EXERCISE PROMPT ->
Return unchanged every line of the listing below, from the line containing "FancyBboxPatch shape [557, 486, 563, 494]" down to the line containing "FancyBboxPatch shape [1262, 232, 1290, 237]", with both of those lines included.

WORKING DATA ->
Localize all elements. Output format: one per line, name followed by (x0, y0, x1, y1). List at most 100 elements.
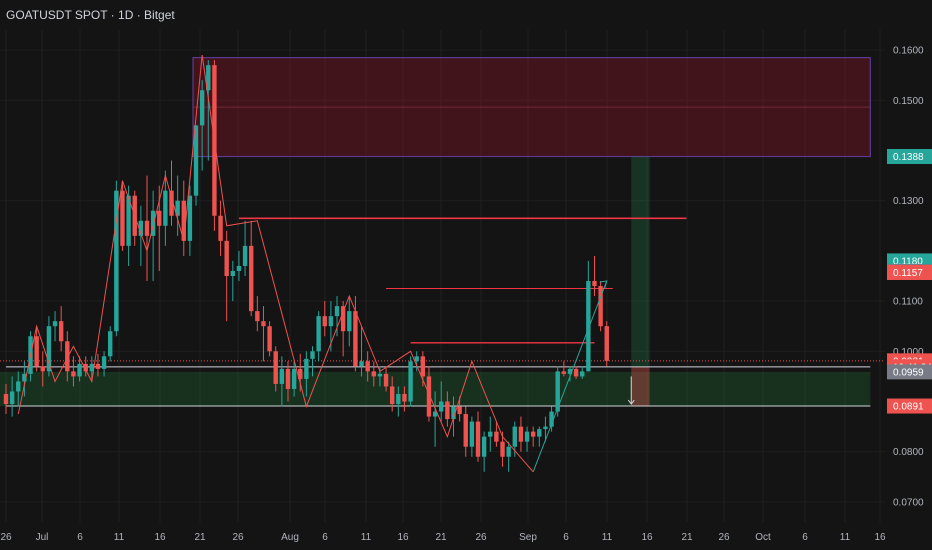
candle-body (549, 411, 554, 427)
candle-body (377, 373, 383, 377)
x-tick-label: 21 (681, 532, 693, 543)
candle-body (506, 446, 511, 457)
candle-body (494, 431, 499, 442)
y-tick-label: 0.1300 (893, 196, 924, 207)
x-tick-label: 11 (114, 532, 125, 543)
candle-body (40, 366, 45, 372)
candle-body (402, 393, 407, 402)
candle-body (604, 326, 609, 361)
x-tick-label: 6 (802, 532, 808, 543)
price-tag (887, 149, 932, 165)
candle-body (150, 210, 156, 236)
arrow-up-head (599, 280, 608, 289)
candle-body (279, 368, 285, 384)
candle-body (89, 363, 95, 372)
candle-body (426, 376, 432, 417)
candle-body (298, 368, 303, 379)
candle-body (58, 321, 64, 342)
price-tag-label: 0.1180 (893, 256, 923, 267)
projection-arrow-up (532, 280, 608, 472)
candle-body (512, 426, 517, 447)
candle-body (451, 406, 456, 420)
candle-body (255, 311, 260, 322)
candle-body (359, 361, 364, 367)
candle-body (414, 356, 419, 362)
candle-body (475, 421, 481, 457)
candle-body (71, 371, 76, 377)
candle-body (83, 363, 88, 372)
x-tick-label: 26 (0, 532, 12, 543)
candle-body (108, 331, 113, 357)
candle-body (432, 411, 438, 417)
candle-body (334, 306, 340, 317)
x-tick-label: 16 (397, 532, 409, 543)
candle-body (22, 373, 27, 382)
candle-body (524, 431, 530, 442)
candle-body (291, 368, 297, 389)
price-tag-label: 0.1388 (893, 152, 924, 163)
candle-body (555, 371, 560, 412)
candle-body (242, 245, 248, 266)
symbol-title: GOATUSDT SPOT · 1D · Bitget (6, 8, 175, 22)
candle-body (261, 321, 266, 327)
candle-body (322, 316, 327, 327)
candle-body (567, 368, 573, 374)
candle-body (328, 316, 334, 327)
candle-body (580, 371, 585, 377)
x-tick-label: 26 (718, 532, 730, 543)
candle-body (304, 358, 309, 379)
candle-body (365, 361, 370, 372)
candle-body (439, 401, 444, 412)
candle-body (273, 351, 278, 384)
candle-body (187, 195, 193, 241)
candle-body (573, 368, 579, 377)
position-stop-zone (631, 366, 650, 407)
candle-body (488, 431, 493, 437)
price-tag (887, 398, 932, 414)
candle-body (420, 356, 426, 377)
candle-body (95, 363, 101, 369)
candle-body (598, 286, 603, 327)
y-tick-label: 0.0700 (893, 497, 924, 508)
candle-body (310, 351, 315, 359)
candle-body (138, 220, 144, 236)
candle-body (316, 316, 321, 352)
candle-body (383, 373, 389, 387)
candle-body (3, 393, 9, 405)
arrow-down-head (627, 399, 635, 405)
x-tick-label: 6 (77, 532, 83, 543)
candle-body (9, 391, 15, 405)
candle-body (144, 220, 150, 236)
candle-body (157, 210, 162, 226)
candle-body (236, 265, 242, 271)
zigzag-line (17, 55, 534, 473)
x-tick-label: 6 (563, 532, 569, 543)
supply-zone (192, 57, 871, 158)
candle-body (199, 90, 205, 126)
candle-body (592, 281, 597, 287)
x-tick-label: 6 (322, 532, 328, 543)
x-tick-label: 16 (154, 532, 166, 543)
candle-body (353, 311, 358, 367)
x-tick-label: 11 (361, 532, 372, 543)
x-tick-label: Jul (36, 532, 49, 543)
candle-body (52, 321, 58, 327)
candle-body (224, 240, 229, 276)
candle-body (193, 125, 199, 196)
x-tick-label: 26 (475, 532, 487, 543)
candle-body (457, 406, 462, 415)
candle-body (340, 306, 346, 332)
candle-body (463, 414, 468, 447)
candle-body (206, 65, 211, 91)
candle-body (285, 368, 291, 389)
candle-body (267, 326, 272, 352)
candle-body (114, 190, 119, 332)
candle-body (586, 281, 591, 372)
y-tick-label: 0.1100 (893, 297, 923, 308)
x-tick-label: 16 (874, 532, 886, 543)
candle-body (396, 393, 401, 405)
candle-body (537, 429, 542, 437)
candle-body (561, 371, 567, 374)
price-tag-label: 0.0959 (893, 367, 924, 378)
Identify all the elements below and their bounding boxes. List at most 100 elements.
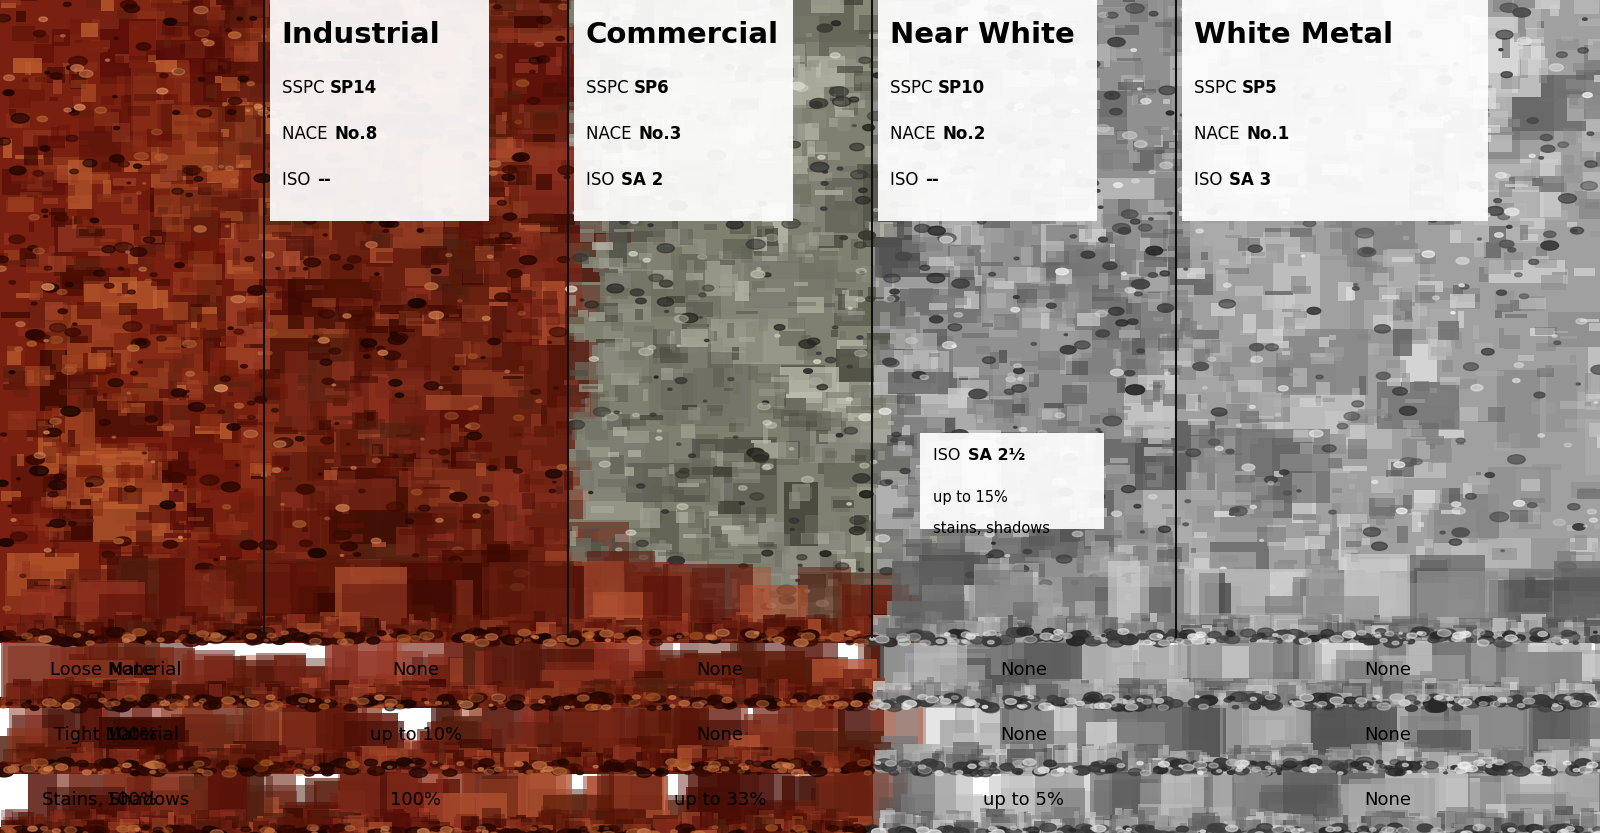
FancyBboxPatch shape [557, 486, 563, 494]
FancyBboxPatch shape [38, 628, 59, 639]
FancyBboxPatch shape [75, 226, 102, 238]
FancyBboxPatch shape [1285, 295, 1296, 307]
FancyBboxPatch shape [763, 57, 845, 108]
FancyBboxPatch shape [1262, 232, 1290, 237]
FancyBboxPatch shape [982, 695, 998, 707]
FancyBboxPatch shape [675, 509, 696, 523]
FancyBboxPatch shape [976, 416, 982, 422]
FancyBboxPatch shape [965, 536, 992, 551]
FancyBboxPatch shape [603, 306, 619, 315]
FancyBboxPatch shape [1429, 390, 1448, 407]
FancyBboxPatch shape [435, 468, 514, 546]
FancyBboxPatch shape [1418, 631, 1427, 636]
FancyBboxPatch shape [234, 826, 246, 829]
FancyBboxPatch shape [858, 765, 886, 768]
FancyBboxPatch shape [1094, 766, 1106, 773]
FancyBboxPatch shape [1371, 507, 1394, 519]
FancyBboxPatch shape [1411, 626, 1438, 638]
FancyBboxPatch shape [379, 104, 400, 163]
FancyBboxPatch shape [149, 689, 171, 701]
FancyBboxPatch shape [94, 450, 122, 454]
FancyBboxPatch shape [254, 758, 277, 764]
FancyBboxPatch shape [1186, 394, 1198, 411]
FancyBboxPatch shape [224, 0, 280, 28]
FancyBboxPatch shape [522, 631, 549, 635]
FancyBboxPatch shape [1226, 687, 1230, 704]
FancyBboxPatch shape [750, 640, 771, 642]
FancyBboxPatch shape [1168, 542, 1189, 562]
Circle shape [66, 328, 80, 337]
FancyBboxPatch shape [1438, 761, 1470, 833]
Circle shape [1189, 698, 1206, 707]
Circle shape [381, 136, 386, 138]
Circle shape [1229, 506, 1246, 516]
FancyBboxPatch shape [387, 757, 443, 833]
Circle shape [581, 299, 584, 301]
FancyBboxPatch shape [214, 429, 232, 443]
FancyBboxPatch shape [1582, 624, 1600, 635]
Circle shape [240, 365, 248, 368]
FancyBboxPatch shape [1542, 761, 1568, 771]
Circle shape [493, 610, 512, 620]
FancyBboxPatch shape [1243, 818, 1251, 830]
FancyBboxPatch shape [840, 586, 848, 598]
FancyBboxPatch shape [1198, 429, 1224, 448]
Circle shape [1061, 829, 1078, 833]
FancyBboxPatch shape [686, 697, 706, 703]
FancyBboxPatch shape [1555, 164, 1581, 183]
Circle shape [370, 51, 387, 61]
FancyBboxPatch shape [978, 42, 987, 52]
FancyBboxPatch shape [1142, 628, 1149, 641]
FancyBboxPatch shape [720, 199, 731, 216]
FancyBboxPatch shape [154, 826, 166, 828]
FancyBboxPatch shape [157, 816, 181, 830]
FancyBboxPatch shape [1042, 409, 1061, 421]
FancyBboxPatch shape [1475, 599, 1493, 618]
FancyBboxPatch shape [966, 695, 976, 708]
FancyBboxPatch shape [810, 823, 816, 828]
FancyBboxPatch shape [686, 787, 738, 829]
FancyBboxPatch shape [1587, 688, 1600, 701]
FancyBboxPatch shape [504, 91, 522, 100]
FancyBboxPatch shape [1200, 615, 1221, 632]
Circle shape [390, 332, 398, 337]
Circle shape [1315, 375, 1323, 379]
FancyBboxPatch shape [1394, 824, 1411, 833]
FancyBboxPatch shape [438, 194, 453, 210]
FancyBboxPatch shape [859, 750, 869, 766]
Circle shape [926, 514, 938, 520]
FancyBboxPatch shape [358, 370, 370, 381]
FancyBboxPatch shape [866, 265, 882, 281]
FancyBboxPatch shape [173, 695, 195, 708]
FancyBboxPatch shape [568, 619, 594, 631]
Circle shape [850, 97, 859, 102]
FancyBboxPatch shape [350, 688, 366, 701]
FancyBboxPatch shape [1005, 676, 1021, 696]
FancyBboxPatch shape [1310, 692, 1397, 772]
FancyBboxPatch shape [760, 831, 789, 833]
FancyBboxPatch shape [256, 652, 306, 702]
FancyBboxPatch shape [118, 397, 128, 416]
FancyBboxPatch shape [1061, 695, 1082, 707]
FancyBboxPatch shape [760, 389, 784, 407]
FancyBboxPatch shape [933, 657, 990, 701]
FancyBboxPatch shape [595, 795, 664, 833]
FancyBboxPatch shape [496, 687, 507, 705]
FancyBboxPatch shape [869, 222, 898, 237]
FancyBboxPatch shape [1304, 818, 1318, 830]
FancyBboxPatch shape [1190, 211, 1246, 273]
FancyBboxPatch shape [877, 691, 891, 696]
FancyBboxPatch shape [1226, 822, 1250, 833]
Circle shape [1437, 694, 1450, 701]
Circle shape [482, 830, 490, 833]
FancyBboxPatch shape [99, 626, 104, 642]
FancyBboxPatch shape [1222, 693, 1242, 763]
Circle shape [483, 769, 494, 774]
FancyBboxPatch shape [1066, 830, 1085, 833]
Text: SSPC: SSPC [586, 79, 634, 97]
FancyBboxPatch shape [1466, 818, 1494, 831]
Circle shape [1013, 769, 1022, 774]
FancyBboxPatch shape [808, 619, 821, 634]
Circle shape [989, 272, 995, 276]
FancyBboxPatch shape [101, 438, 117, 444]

==

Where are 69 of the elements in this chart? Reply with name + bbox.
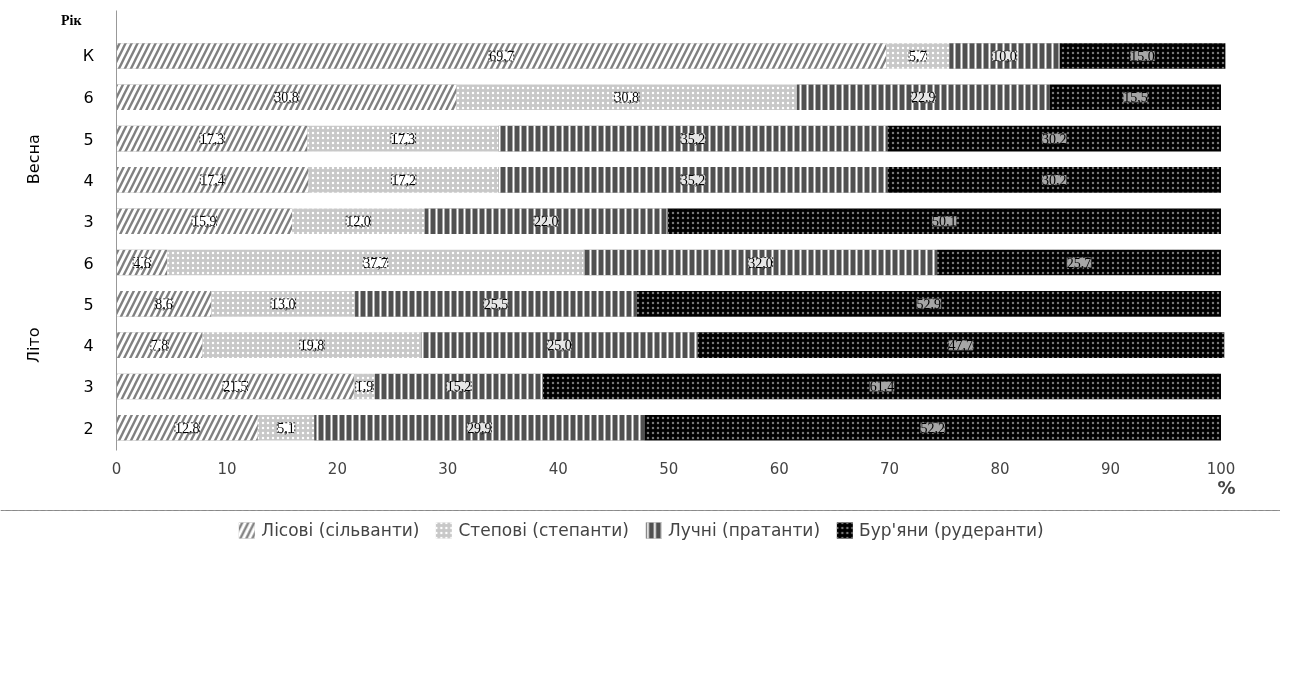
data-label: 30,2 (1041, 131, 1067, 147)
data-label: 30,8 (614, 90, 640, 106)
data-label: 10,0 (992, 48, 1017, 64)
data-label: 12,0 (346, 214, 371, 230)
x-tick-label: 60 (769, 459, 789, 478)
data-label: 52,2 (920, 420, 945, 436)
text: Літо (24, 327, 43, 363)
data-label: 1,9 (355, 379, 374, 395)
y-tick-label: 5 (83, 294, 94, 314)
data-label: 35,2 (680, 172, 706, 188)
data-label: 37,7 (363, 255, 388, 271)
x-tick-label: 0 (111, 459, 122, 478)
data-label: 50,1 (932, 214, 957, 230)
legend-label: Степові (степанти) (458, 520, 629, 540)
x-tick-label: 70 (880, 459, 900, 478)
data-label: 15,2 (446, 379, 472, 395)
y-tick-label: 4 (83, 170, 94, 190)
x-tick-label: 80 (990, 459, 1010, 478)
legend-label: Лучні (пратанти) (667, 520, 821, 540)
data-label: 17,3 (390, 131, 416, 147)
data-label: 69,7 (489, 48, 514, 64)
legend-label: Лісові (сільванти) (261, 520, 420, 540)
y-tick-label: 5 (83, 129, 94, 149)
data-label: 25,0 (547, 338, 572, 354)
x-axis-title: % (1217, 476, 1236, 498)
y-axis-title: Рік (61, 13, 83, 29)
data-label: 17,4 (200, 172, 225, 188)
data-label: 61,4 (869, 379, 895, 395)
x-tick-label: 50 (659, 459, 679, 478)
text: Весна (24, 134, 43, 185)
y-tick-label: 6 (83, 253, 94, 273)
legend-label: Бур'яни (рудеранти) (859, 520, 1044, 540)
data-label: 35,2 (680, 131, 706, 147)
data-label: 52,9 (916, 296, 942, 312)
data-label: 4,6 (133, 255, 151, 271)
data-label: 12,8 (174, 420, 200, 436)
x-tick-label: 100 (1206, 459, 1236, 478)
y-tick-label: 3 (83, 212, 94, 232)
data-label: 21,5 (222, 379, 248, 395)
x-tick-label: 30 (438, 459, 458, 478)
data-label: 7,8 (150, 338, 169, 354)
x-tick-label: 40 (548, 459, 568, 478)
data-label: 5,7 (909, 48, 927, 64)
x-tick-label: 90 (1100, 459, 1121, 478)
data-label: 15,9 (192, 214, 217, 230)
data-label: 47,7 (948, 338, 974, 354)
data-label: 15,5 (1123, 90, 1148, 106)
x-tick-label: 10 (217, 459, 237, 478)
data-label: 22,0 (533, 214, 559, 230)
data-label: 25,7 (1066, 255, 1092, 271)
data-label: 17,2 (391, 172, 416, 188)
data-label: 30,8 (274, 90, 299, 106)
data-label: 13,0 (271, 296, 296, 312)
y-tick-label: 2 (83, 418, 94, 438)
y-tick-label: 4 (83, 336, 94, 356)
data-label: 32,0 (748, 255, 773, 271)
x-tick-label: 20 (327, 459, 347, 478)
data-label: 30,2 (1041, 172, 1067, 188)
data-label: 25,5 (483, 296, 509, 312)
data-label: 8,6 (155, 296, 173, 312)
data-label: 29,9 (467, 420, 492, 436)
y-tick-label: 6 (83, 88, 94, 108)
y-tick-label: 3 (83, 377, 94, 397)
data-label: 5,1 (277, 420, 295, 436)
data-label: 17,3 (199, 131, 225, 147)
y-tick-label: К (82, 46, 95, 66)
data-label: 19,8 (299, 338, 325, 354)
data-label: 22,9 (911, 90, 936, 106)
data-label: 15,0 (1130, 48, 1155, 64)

WRITTEN SOLUTION ->
FancyBboxPatch shape [557, 486, 563, 494]
FancyBboxPatch shape [38, 628, 59, 639]
FancyBboxPatch shape [75, 226, 102, 238]
FancyBboxPatch shape [1285, 295, 1296, 307]
FancyBboxPatch shape [763, 57, 845, 108]
FancyBboxPatch shape [1262, 232, 1290, 237]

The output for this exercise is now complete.